— Begin STORED ROWS —

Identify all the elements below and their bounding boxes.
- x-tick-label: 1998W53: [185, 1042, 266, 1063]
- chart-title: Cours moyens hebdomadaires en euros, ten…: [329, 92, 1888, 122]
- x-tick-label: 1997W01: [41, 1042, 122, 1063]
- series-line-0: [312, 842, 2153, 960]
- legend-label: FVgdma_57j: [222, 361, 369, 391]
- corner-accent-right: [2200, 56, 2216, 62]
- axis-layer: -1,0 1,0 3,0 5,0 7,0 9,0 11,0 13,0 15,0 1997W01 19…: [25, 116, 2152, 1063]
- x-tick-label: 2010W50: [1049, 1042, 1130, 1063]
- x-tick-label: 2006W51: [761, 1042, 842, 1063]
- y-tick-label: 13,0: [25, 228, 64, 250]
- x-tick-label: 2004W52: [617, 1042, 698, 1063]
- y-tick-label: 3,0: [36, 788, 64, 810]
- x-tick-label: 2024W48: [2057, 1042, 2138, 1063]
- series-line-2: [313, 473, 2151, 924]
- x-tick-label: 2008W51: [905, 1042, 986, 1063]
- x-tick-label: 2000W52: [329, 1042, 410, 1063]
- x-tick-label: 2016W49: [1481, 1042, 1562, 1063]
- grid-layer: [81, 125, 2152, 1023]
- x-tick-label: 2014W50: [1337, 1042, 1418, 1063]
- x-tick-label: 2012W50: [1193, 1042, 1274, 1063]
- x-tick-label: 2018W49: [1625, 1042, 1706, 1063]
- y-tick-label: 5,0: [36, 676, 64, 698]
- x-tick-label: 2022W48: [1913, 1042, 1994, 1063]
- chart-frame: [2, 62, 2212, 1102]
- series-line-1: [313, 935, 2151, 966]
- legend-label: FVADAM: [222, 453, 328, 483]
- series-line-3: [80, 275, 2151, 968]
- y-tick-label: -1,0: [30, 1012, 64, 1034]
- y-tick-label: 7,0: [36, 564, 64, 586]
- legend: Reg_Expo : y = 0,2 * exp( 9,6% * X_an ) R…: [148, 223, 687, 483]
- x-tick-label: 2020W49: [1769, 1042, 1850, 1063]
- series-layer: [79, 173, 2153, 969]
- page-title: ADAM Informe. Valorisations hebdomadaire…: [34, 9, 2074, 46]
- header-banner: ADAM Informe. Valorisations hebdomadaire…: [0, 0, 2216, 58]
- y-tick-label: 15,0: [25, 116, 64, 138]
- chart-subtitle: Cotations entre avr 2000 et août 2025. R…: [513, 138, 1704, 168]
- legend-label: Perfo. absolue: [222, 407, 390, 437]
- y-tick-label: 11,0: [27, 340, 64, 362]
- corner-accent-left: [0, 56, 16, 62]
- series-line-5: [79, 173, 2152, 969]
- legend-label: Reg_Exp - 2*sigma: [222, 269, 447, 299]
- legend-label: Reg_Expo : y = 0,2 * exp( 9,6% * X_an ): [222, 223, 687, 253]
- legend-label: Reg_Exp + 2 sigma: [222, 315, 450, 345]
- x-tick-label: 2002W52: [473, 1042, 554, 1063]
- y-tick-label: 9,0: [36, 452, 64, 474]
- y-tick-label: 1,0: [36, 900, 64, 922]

— End STORED ROWS —

BRIEF:
Rewrite the lines above, switching each occurrence of "y-tick-label" to "y-axis-label" and leaving everything else unchanged.

TASK OUTPUT:
Identify all the elements below and their bounding boxes.
- x-tick-label: 1998W53: [185, 1042, 266, 1063]
- chart-title: Cours moyens hebdomadaires en euros, ten…: [329, 92, 1888, 122]
- x-tick-label: 1997W01: [41, 1042, 122, 1063]
- series-line-0: [312, 842, 2153, 960]
- legend-label: FVgdma_57j: [222, 361, 369, 391]
- corner-accent-right: [2200, 56, 2216, 62]
- axis-layer: -1,0 1,0 3,0 5,0 7,0 9,0 11,0 13,0 15,0 1997W01 19…: [25, 116, 2152, 1063]
- x-tick-label: 2010W50: [1049, 1042, 1130, 1063]
- x-tick-label: 2006W51: [761, 1042, 842, 1063]
- y-axis-label: 13,0: [25, 228, 64, 250]
- x-tick-label: 2004W52: [617, 1042, 698, 1063]
- y-axis-label: 3,0: [36, 788, 64, 810]
- x-tick-label: 2024W48: [2057, 1042, 2138, 1063]
- series-line-2: [313, 473, 2151, 924]
- x-tick-label: 2008W51: [905, 1042, 986, 1063]
- x-tick-label: 2000W52: [329, 1042, 410, 1063]
- x-tick-label: 2016W49: [1481, 1042, 1562, 1063]
- grid-layer: [81, 125, 2152, 1023]
- x-tick-label: 2014W50: [1337, 1042, 1418, 1063]
- x-tick-label: 2012W50: [1193, 1042, 1274, 1063]
- x-tick-label: 2018W49: [1625, 1042, 1706, 1063]
- y-axis-label: 5,0: [36, 676, 64, 698]
- x-tick-label: 2022W48: [1913, 1042, 1994, 1063]
- chart-frame: [2, 62, 2212, 1102]
- series-line-1: [313, 935, 2151, 966]
- legend-label: FVADAM: [222, 453, 328, 483]
- series-line-3: [80, 275, 2151, 968]
- y-axis-label: -1,0: [30, 1012, 64, 1034]
- y-axis-label: 7,0: [36, 564, 64, 586]
- legend: Reg_Expo : y = 0,2 * exp( 9,6% * X_an ) R…: [148, 223, 687, 483]
- x-tick-label: 2020W49: [1769, 1042, 1850, 1063]
- series-layer: [79, 173, 2153, 969]
- page-title: ADAM Informe. Valorisations hebdomadaire…: [34, 9, 2074, 46]
- header-banner: ADAM Informe. Valorisations hebdomadaire…: [0, 0, 2216, 58]
- y-axis-label: 15,0: [25, 116, 64, 138]
- chart-subtitle: Cotations entre avr 2000 et août 2025. R…: [513, 138, 1704, 168]
- legend-label: Perfo. absolue: [222, 407, 390, 437]
- y-axis-label: 11,0: [27, 340, 64, 362]
- corner-accent-left: [0, 56, 16, 62]
- series-line-5: [79, 173, 2152, 969]
- legend-label: Reg_Exp - 2*sigma: [222, 269, 447, 299]
- legend-label: Reg_Expo : y = 0,2 * exp( 9,6% * X_an ): [222, 223, 687, 253]
- legend-label: Reg_Exp + 2 sigma: [222, 315, 450, 345]
- x-tick-label: 2002W52: [473, 1042, 554, 1063]
- y-axis-label: 9,0: [36, 452, 64, 474]
- y-axis-label: 1,0: [36, 900, 64, 922]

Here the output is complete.